» **What to work on**
Transcribe all of the material exactly, except for its pictures.

━━ Data supplied ━━

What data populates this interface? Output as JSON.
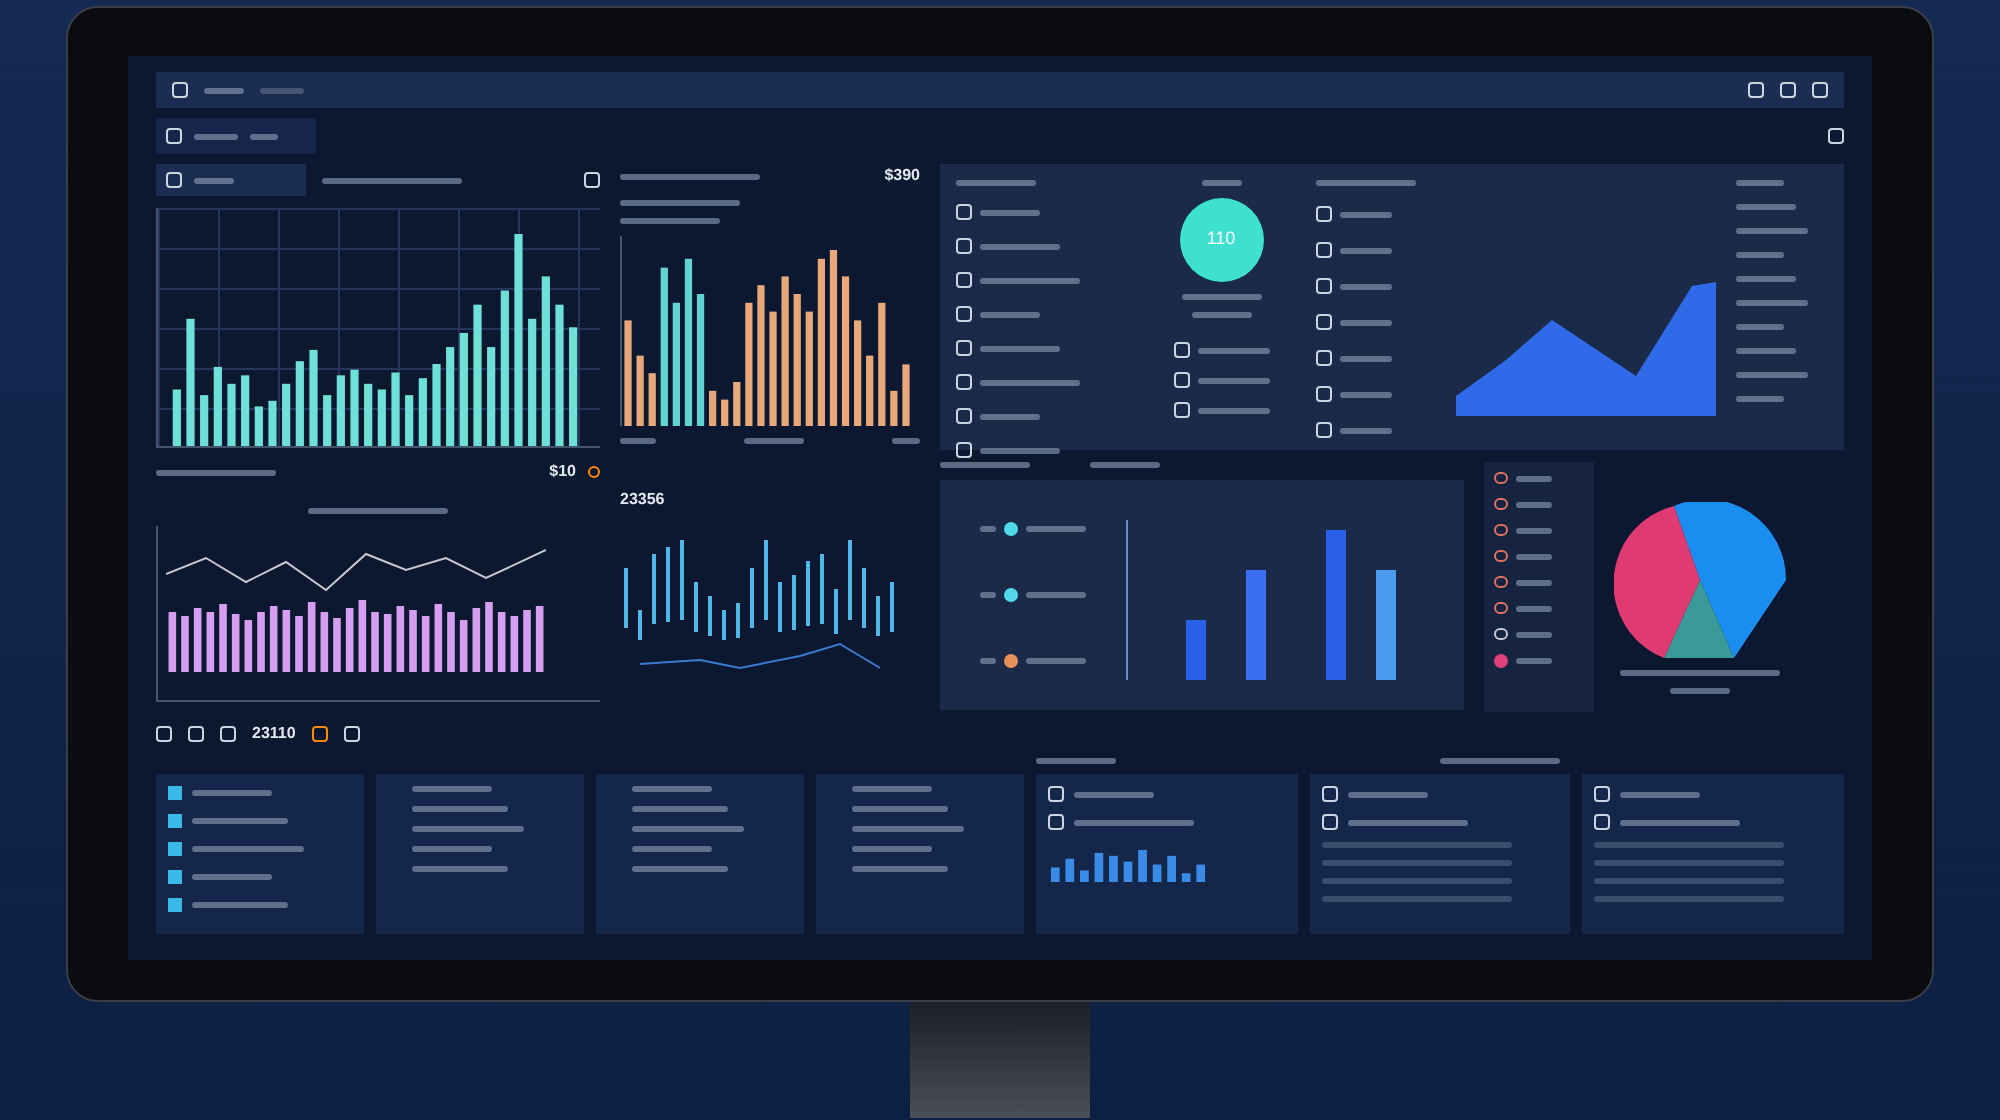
{
  "revenue_chart": {
    "value": "$10"
  },
  "orders_chart": {
    "value": "$390"
  },
  "gauge": {
    "value": "110"
  },
  "trend_chart": {
    "value": "23356"
  },
  "footer_value": {
    "value": "23110"
  },
  "bar_panel_dots": [
    {
      "color": "#4fd8e8"
    },
    {
      "color": "#4fd8e8"
    },
    {
      "color": "#e8905a"
    }
  ],
  "pie_legend": [
    {
      "kind": "ring",
      "color": "#e07060"
    },
    {
      "kind": "ring",
      "color": "#e07060"
    },
    {
      "kind": "ring",
      "color": "#e07060"
    },
    {
      "kind": "ring",
      "color": "#e07060"
    },
    {
      "kind": "ring",
      "color": "#e07060"
    },
    {
      "kind": "ring",
      "color": "#e07060"
    },
    {
      "kind": "ring",
      "color": "#c8c8d0"
    },
    {
      "kind": "dot",
      "color": "#e0407a"
    }
  ]
}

━━━

» **Result below**
What data populates this interface? Output as JSON.
{
  "revenue_chart": {
    "value": "$10"
  },
  "orders_chart": {
    "value": "$390"
  },
  "gauge": {
    "value": "110"
  },
  "trend_chart": {
    "value": "23356"
  },
  "footer_value": {
    "value": "23110"
  },
  "bar_panel_dots": [
    {
      "color": "#4fd8e8"
    },
    {
      "color": "#4fd8e8"
    },
    {
      "color": "#e8905a"
    }
  ],
  "pie_legend": [
    {
      "kind": "ring",
      "color": "#e07060"
    },
    {
      "kind": "ring",
      "color": "#e07060"
    },
    {
      "kind": "ring",
      "color": "#e07060"
    },
    {
      "kind": "ring",
      "color": "#e07060"
    },
    {
      "kind": "ring",
      "color": "#e07060"
    },
    {
      "kind": "ring",
      "color": "#e07060"
    },
    {
      "kind": "ring",
      "color": "#c8c8d0"
    },
    {
      "kind": "dot",
      "color": "#e0407a"
    }
  ]
}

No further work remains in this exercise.